Source extract:
begin
So tomorrow is the electoral college vote. They are supposed to UPHOLD THE CONSTITUTION. Will they SELL OUT, sweep all questions under the rug, and just go for decorum?

Electoral College Meets to Begin Final Steps

The voters cast their ballots on Nov. 4 and elected Barack Obama, but that doesn't mean the 2008 election is quite over.

The next step comes Monday when the 538 members of the Electoral College meet in their state capitals and in Washington, D.C. The constitutionally prescribed date -- the first Monday after the second Wednesday in December -- falls this year on Dec. 15.

In Iowa, where the campaign began two years ago, the seven electors who will cast the final votes for Mr. Obama and Joe Biden, will meet in a conference room at the state capitol. "It will be very much in and out," said Kristin Hardt, who's organizing the meeting.

Likewise in Vermont, Secretary of State Deborah Markowitz expects to gather the state's three Obama electors in Room 10 of the statehouse for a meeting she says should last no more than 20 minutes.

At the other end of the pomp-and-circumstance scale, Pennsylvania, with 21 Obama electors, is planning a ceremony whose agenda runs to two pages and includes rehearsals on Friday and Monday. "We will have a resolution for everything," promised Secretary of State Pedro Cortes.
end
Material provided:
begin
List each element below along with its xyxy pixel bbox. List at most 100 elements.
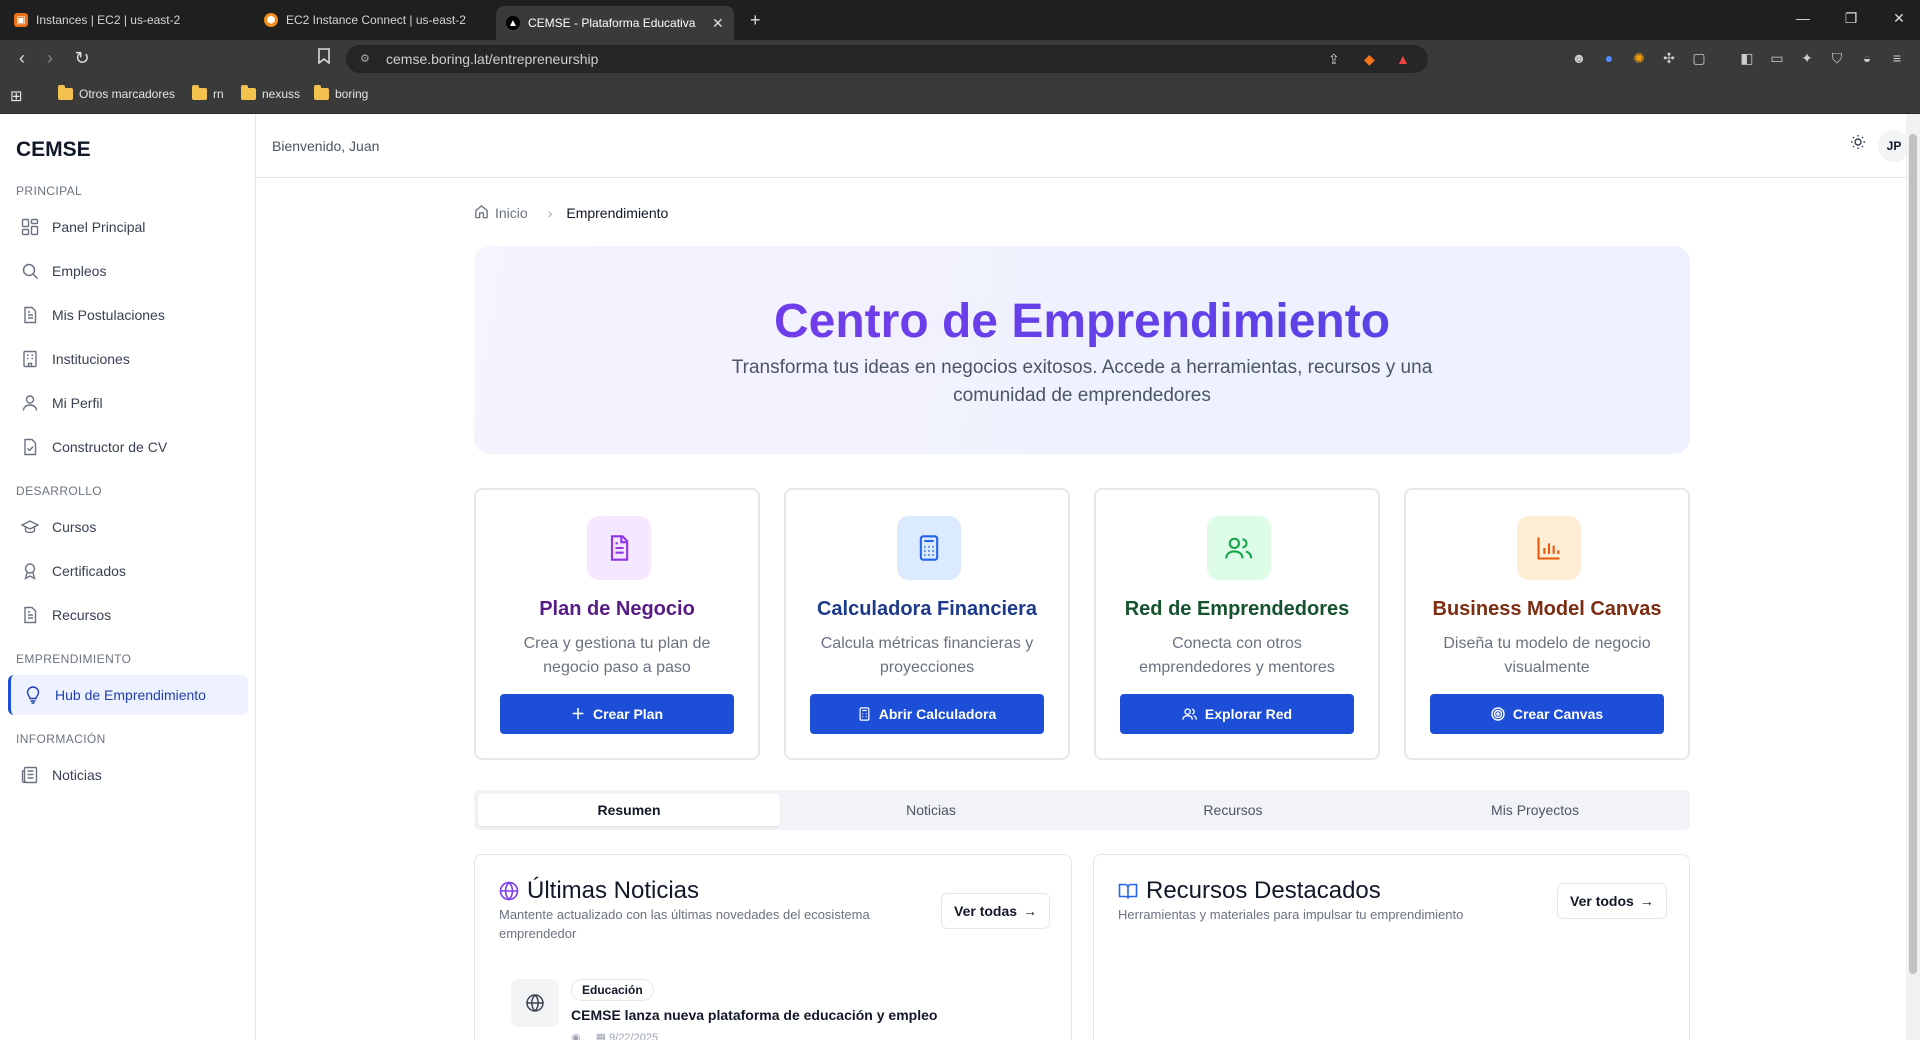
end
Set task A: Rewrite the Electoral College article from "In Iowa, where" up to and including "State Pedro Cortes.", putting "hearing room" wherever "conference room" appears.
Set task B: According to the Electoral College article, where will Vermont's Obama electors gather?

Problem solution A:
In Iowa, where the campaign began two years ago, the seven electors who will cast the final votes for Mr. Obama and Joe Biden, will meet in a hearing room at the state capitol. "It will be very much in and out," said Kristin Hardt, who's organizing the meeting.

Likewise in Vermont, Secretary of State Deborah Markowitz expects to gather the state's three Obama electors in Room 10 of the statehouse for a meeting she says should last no more than 20 minutes.

At the other end of the pomp-and-circumstance scale, Pennsylvania, with 21 Obama electors, is planning a ceremony whose agenda runs to two pages and includes rehearsals on Friday and Monday. "We will have a resolution for everything," promised Secretary of State Pedro Cortes.

Problem solution B: In Room 10 of the statehouse.